Task goal:
Return each line from the items below that contains the string "info", and leave out every other line.

Extracted data:

start

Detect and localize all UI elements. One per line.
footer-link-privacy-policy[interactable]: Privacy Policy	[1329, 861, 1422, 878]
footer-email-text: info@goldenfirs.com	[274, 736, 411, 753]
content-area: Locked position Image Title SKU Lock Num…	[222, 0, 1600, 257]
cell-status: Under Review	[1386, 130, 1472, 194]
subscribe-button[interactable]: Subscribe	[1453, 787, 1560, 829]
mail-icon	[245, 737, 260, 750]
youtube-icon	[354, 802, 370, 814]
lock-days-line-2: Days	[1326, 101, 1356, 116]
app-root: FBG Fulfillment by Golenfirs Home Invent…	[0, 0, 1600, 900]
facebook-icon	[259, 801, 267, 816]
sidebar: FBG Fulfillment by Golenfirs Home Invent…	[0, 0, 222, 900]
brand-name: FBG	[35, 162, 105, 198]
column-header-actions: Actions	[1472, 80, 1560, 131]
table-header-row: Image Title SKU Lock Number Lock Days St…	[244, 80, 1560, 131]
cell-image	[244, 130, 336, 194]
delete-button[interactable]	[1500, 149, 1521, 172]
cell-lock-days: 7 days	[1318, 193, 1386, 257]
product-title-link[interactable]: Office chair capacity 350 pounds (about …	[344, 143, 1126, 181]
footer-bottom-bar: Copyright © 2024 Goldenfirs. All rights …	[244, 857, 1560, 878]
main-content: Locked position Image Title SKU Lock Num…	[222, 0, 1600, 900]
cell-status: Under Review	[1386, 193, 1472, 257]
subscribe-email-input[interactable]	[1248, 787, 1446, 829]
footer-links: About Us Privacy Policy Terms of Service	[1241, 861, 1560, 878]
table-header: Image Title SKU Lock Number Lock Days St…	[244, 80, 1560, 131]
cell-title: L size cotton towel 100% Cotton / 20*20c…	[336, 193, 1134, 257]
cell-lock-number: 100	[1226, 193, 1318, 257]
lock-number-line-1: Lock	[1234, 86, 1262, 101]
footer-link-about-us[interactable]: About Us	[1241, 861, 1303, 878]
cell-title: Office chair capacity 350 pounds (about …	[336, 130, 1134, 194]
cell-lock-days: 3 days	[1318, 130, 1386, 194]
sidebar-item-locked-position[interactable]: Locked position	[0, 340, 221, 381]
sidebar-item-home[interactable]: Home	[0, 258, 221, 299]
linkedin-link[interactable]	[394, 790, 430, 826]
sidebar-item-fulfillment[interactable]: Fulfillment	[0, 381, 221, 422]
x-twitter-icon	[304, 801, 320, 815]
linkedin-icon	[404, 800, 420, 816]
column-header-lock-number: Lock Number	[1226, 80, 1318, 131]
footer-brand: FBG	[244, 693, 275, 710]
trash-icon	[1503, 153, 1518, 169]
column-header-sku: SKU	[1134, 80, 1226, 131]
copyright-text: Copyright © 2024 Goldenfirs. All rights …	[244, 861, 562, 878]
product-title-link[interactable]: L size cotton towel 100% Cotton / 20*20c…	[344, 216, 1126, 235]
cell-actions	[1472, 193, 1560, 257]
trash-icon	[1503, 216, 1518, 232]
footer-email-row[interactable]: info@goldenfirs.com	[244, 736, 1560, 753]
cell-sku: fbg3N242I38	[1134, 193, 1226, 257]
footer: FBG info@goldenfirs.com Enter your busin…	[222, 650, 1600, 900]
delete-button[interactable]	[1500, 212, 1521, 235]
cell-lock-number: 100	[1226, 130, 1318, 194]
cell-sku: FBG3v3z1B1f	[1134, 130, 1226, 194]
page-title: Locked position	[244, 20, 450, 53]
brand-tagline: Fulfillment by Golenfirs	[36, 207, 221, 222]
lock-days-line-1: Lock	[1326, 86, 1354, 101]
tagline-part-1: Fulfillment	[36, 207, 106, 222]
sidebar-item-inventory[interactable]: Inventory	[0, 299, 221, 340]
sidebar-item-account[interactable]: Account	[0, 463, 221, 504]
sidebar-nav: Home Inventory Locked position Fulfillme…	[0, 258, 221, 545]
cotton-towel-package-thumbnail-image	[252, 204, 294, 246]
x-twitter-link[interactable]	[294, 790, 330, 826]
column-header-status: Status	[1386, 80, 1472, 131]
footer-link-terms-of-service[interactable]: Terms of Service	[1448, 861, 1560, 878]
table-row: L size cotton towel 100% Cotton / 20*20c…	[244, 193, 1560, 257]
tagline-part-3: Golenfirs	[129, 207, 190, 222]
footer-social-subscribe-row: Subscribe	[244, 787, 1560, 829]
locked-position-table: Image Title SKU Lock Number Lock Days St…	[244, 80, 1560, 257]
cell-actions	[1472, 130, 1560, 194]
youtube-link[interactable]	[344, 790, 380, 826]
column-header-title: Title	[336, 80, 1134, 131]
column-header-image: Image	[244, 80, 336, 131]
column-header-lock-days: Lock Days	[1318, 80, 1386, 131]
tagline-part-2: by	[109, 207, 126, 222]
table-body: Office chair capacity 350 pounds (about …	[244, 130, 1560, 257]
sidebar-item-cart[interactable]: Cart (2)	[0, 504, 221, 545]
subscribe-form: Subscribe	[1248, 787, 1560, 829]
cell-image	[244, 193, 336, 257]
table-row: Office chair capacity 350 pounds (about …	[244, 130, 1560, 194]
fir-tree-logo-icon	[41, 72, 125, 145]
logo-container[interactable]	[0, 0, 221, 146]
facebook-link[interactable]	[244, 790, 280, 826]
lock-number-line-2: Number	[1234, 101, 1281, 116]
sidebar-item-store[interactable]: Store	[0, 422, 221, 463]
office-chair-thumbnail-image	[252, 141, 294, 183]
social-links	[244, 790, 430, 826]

end

Finished task:
footer-email-text: info@goldenfirs.com	[274, 736, 411, 753]
footer-email-row[interactable]: info@goldenfirs.com	[244, 736, 1560, 753]
footer: FBG info@goldenfirs.com Enter your busin…	[222, 650, 1600, 900]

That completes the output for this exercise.